--- Dataset extract ---

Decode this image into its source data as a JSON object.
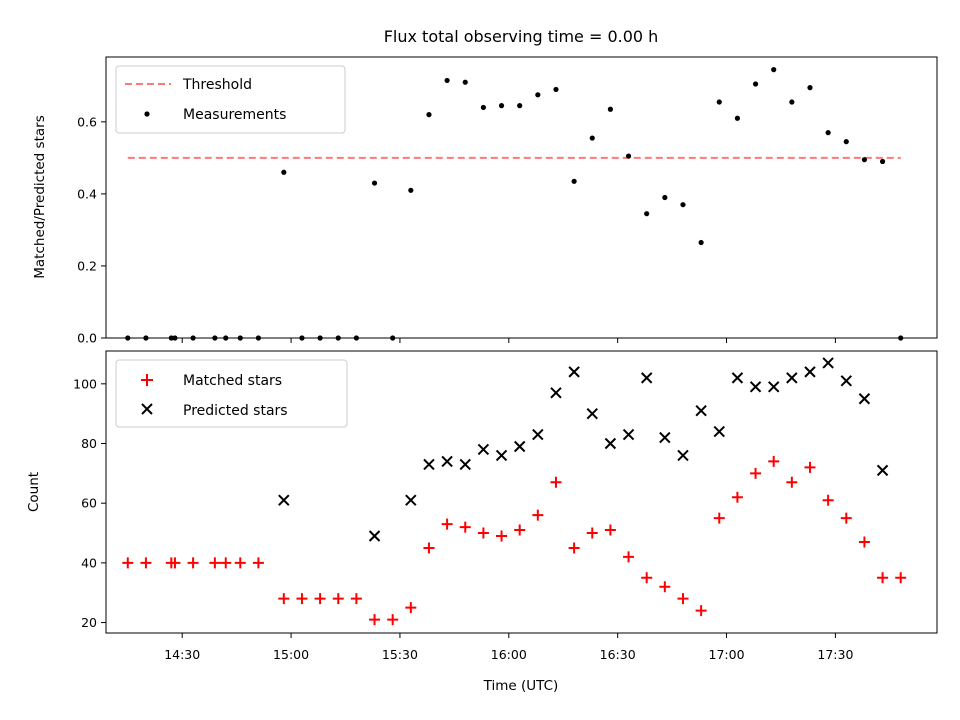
{
  "chart_data": {
    "title": "Flux total observing time = 0.00 h",
    "xlabel": "Time (UTC)",
    "x_ticks": [
      "14:30",
      "15:00",
      "15:30",
      "16:00",
      "16:30",
      "17:00",
      "17:30"
    ],
    "x_tick_values": [
      "14:30",
      "15:00",
      "15:30",
      "16:00",
      "16:30",
      "17:00",
      "17:30"
    ],
    "xlim": [
      "14:09",
      "17:58"
    ],
    "time": [
      "14:15",
      "14:20",
      "14:27",
      "14:28",
      "14:33",
      "14:39",
      "14:42",
      "14:46",
      "14:51",
      "14:58",
      "15:03",
      "15:08",
      "15:13",
      "15:18",
      "15:23",
      "15:28",
      "15:33",
      "15:38",
      "15:43",
      "15:48",
      "15:53",
      "15:58",
      "16:03",
      "16:08",
      "16:13",
      "16:18",
      "16:23",
      "16:28",
      "16:33",
      "16:38",
      "16:43",
      "16:48",
      "16:53",
      "16:58",
      "17:03",
      "17:08",
      "17:13",
      "17:18",
      "17:23",
      "17:28",
      "17:33",
      "17:38",
      "17:43",
      "17:48"
    ],
    "panels": [
      {
        "type": "scatter",
        "ylabel": "Matched/Predicted stars",
        "ylim": [
          0,
          0.78
        ],
        "y_ticks": [
          0.0,
          0.2,
          0.4,
          0.6
        ],
        "legend_position": "upper-left",
        "threshold": {
          "name": "Threshold",
          "value": 0.5,
          "color": "#ff7777",
          "x_start": "14:15",
          "x_end": "17:48"
        },
        "series": [
          {
            "name": "Measurements",
            "color": "#000000",
            "marker": "dot",
            "values": [
              0,
              0,
              0,
              0,
              0,
              0,
              0,
              0,
              0,
              0.46,
              0,
              0,
              0,
              0,
              0.43,
              0,
              0.41,
              0.62,
              0.715,
              0.71,
              0.64,
              0.645,
              0.645,
              0.675,
              0.69,
              0.435,
              0.555,
              0.635,
              0.505,
              0.345,
              0.39,
              0.37,
              0.265,
              0.655,
              0.61,
              0.705,
              0.745,
              0.655,
              0.695,
              0.57,
              0.545,
              0.495,
              0.49,
              0
            ]
          }
        ]
      },
      {
        "type": "scatter",
        "ylabel": "Count",
        "ylim": [
          16.5,
          111
        ],
        "y_ticks": [
          20,
          40,
          60,
          80,
          100
        ],
        "legend_position": "upper-left",
        "series": [
          {
            "name": "Matched stars",
            "color": "#ff0000",
            "marker": "plus",
            "values": [
              40,
              40,
              40,
              40,
              40,
              40,
              40,
              40,
              40,
              28,
              28,
              28,
              28,
              28,
              21,
              21,
              25,
              45,
              53,
              52,
              50,
              49,
              51,
              56,
              67,
              45,
              50,
              51,
              42,
              35,
              32,
              28,
              24,
              55,
              62,
              70,
              74,
              67,
              72,
              61,
              55,
              47,
              35,
              35
            ]
          },
          {
            "name": "Predicted stars",
            "color": "#000000",
            "marker": "x",
            "values": [
              null,
              null,
              null,
              null,
              null,
              null,
              null,
              null,
              null,
              61,
              null,
              null,
              null,
              null,
              49,
              null,
              61,
              73,
              74,
              73,
              78,
              76,
              79,
              83,
              97,
              104,
              90,
              80,
              83,
              102,
              82,
              76,
              91,
              84,
              102,
              99,
              99,
              102,
              104,
              107,
              101,
              95,
              71,
              null
            ]
          }
        ]
      }
    ]
  }
}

--- Given problem ---
Without including any pictures, please restate all the records exactly.

--- Answer to the problem ---
Decode this image into its source data as a JSON object.
{
  "chart_data": {
    "title": "Flux total observing time = 0.00 h",
    "xlabel": "Time (UTC)",
    "x_ticks": [
      "14:30",
      "15:00",
      "15:30",
      "16:00",
      "16:30",
      "17:00",
      "17:30"
    ],
    "x_tick_values": [
      "14:30",
      "15:00",
      "15:30",
      "16:00",
      "16:30",
      "17:00",
      "17:30"
    ],
    "xlim": [
      "14:09",
      "17:58"
    ],
    "time": [
      "14:15",
      "14:20",
      "14:27",
      "14:28",
      "14:33",
      "14:39",
      "14:42",
      "14:46",
      "14:51",
      "14:58",
      "15:03",
      "15:08",
      "15:13",
      "15:18",
      "15:23",
      "15:28",
      "15:33",
      "15:38",
      "15:43",
      "15:48",
      "15:53",
      "15:58",
      "16:03",
      "16:08",
      "16:13",
      "16:18",
      "16:23",
      "16:28",
      "16:33",
      "16:38",
      "16:43",
      "16:48",
      "16:53",
      "16:58",
      "17:03",
      "17:08",
      "17:13",
      "17:18",
      "17:23",
      "17:28",
      "17:33",
      "17:38",
      "17:43",
      "17:48"
    ],
    "panels": [
      {
        "type": "scatter",
        "ylabel": "Matched/Predicted stars",
        "ylim": [
          0,
          0.78
        ],
        "y_ticks": [
          0.0,
          0.2,
          0.4,
          0.6
        ],
        "legend_position": "upper-left",
        "threshold": {
          "name": "Threshold",
          "value": 0.5,
          "color": "#ff7777",
          "x_start": "14:15",
          "x_end": "17:48"
        },
        "series": [
          {
            "name": "Measurements",
            "color": "#000000",
            "marker": "dot",
            "values": [
              0,
              0,
              0,
              0,
              0,
              0,
              0,
              0,
              0,
              0.46,
              0,
              0,
              0,
              0,
              0.43,
              0,
              0.41,
              0.62,
              0.715,
              0.71,
              0.64,
              0.645,
              0.645,
              0.675,
              0.69,
              0.435,
              0.555,
              0.635,
              0.505,
              0.345,
              0.39,
              0.37,
              0.265,
              0.655,
              0.61,
              0.705,
              0.745,
              0.655,
              0.695,
              0.57,
              0.545,
              0.495,
              0.49,
              0
            ]
          }
        ]
      },
      {
        "type": "scatter",
        "ylabel": "Count",
        "ylim": [
          16.5,
          111
        ],
        "y_ticks": [
          20,
          40,
          60,
          80,
          100
        ],
        "legend_position": "upper-left",
        "series": [
          {
            "name": "Matched stars",
            "color": "#ff0000",
            "marker": "plus",
            "values": [
              40,
              40,
              40,
              40,
              40,
              40,
              40,
              40,
              40,
              28,
              28,
              28,
              28,
              28,
              21,
              21,
              25,
              45,
              53,
              52,
              50,
              49,
              51,
              56,
              67,
              45,
              50,
              51,
              42,
              35,
              32,
              28,
              24,
              55,
              62,
              70,
              74,
              67,
              72,
              61,
              55,
              47,
              35,
              35
            ]
          },
          {
            "name": "Predicted stars",
            "color": "#000000",
            "marker": "x",
            "values": [
              null,
              null,
              null,
              null,
              null,
              null,
              null,
              null,
              null,
              61,
              null,
              null,
              null,
              null,
              49,
              null,
              61,
              73,
              74,
              73,
              78,
              76,
              79,
              83,
              97,
              104,
              90,
              80,
              83,
              102,
              82,
              76,
              91,
              84,
              102,
              99,
              99,
              102,
              104,
              107,
              101,
              95,
              71,
              null
            ]
          }
        ]
      }
    ]
  }
}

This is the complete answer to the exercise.